### WORK TO COMPLETE:
Write out the entries verbatim and leave the images out of the copy.

*****

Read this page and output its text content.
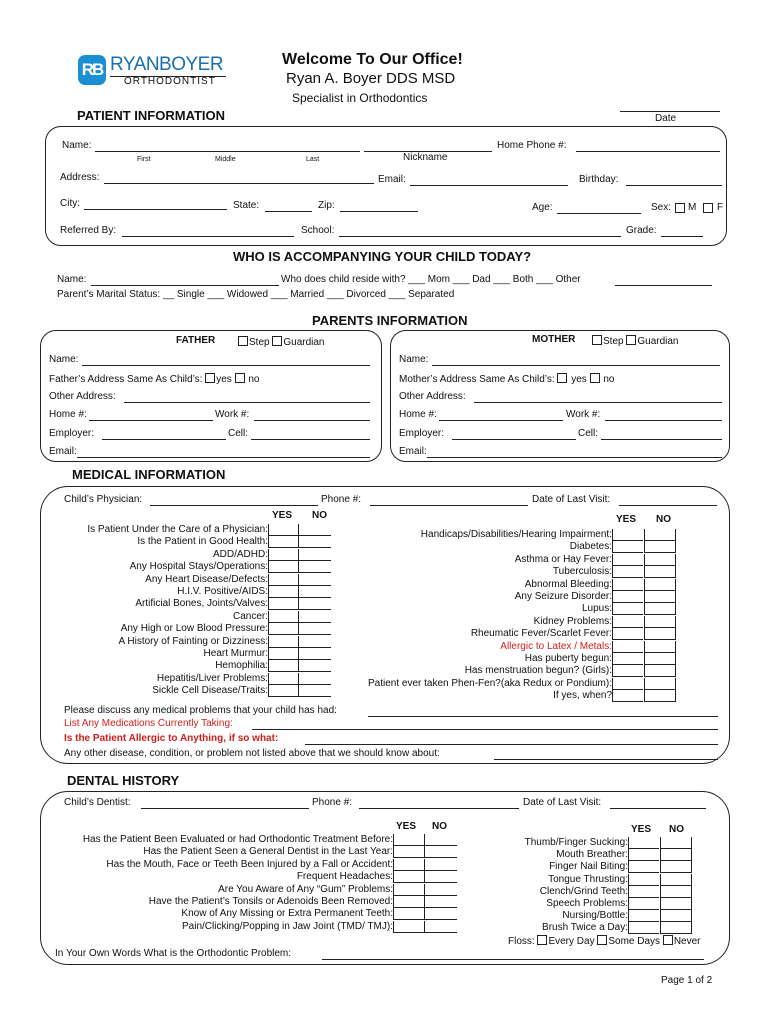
RB RYANBOYER
ORTHODONTIST
Welcome To Our Office!
Ryan A. Boyer DDS MSD
Specialist in Orthodontics
Date
PATIENT INFORMATION
Name:	Home Phone #:
First	Middle	Last	Nickname
Address:	Email:	Birthday:
City:	State:	Zip:	Age:	Sex: M F
Referred By:	School:	Grade:
WHO IS ACCOMPANYING YOUR CHILD TODAY?
Name:	Who does child reside with? ___ Mom ___ Dad ___ Both ___ Other
Parent’s Marital Status: __ Single ___ Widowed ___ Married ___ Divorced ___ Separated
PARENTS INFORMATION
FATHER	Step Guardian	MOTHER	Step Guardian
Name:
Father’s Address Same As Child’s: yes no
Other Address:
Home #:	Work #:
Employer:	Cell:
Email:
Name:
Mother’s Address Same As Child’s: yes no
Other Address:
Home #:	Work #:
Employer:	Cell:
Email:
MEDICAL INFORMATION
Child’s Physician:	Phone #:	Date of Last Visit:
YES NO	YES NO
Is Patient Under the Care of a Physician:
Is the Patient in Good Health:
ADD/ADHD:
Any Hospital Stays/Operations:
Any Heart Disease/Defects:
H.I.V. Positive/AIDS:
Artificial Bones, Joints/Valves:
Cancer:
Any High or Low Blood Pressure:
A History of Fainting or Dizziness:
Heart Murmur:
Hemophilia:
Hepatitis/Liver Problems:
Sickle Cell Disease/Traits:
Handicaps/Disabilities/Hearing Impairment:
Diabetes:
Asthma or Hay Fever:
Tuberculosis:
Abnormal Bleeding:
Any Seizure Disorder:
Lupus:
Kidney Problems:
Rheumatic Fever/Scarlet Fever:
Allergic to Latex / Metals:
Has puberty begun:
Has menstruation begun? (Girls):
Patient ever taken Phen-Fen?(aka Redux or Pondium):
If yes, when?
Please discuss any medical problems that your child has had:
List Any Medications Currently Taking:
Is the Patient Allergic to Anything, if so what:
Any other disease, condition, or problem not listed above that we should know about:
DENTAL HISTORY
Child’s Dentist:	Phone #:	Date of Last Visit:
YES NO	YES NO
Has the Patient Been Evaluated or had Orthodontic Treatment Before:
Has the Patient Seen a General Dentist in the Last Year:
Has the Mouth, Face or Teeth Been Injured by a Fall or Accident:
Frequent Headaches:
Are You Aware of Any “Gum” Problems:
Have the Patient’s Tonsils or Adenoids Been Removed:
Know of Any Missing or Extra Permanent Teeth:
Pain/Clicking/Popping in Jaw Joint (TMD/ TMJ):
Thumb/Finger Sucking:
Mouth Breather:
Finger Nail Biting:
Tongue Thrusting:
Clench/Grind Teeth:
Speech Problems:
Nursing/Bottle:
Brush Twice a Day:
Floss: Every Day Some Days Never
In Your Own Words What is the Orthodontic Problem:
Page 1 of 2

*****

### COMPLETE OUTPUT:
Read this page and output its text content.
RB RYANBOYER
ORTHODONTIST
Welcome To Our Office!
Ryan A. Boyer DDS MSD
Specialist in Orthodontics
Date
PATIENT INFORMATION
Name:	Home Phone #:
First	Middle	Last	Nickname
Address:	Email:	Birthday:
City:	State:	Zip:	Age:	Sex: M F
Referred By:	School:	Grade:
WHO IS ACCOMPANYING YOUR CHILD TODAY?
Name:	Who does child reside with? ___ Mom ___ Dad ___ Both ___ Other
Parent’s Marital Status: __ Single ___ Widowed ___ Married ___ Divorced ___ Separated
PARENTS INFORMATION
FATHER	Step Guardian	MOTHER	Step Guardian
Name:
Father’s Address Same As Child’s: yes no
Other Address:
Home #:	Work #:
Employer:	Cell:
Email:
Name:
Mother’s Address Same As Child’s: yes no
Other Address:
Home #:	Work #:
Employer:	Cell:
Email:
MEDICAL INFORMATION
Child’s Physician:	Phone #:	Date of Last Visit:
YES NO	YES NO
Is Patient Under the Care of a Physician:
Is the Patient in Good Health:
ADD/ADHD:
Any Hospital Stays/Operations:
Any Heart Disease/Defects:
H.I.V. Positive/AIDS:
Artificial Bones, Joints/Valves:
Cancer:
Any High or Low Blood Pressure:
A History of Fainting or Dizziness:
Heart Murmur:
Hemophilia:
Hepatitis/Liver Problems:
Sickle Cell Disease/Traits:
Handicaps/Disabilities/Hearing Impairment:
Diabetes:
Asthma or Hay Fever:
Tuberculosis:
Abnormal Bleeding:
Any Seizure Disorder:
Lupus:
Kidney Problems:
Rheumatic Fever/Scarlet Fever:
Allergic to Latex / Metals:
Has puberty begun:
Has menstruation begun? (Girls):
Patient ever taken Phen-Fen?(aka Redux or Pondium):
If yes, when?
Please discuss any medical problems that your child has had:
List Any Medications Currently Taking:
Is the Patient Allergic to Anything, if so what:
Any other disease, condition, or problem not listed above that we should know about:
DENTAL HISTORY
Child’s Dentist:	Phone #:	Date of Last Visit:
YES NO	YES NO
Has the Patient Been Evaluated or had Orthodontic Treatment Before:
Has the Patient Seen a General Dentist in the Last Year:
Has the Mouth, Face or Teeth Been Injured by a Fall or Accident:
Frequent Headaches:
Are You Aware of Any “Gum” Problems:
Have the Patient’s Tonsils or Adenoids Been Removed:
Know of Any Missing or Extra Permanent Teeth:
Pain/Clicking/Popping in Jaw Joint (TMD/ TMJ):
Thumb/Finger Sucking:
Mouth Breather:
Finger Nail Biting:
Tongue Thrusting:
Clench/Grind Teeth:
Speech Problems:
Nursing/Bottle:
Brush Twice a Day:
Floss: Every Day Some Days Never
In Your Own Words What is the Orthodontic Problem:
Page 1 of 2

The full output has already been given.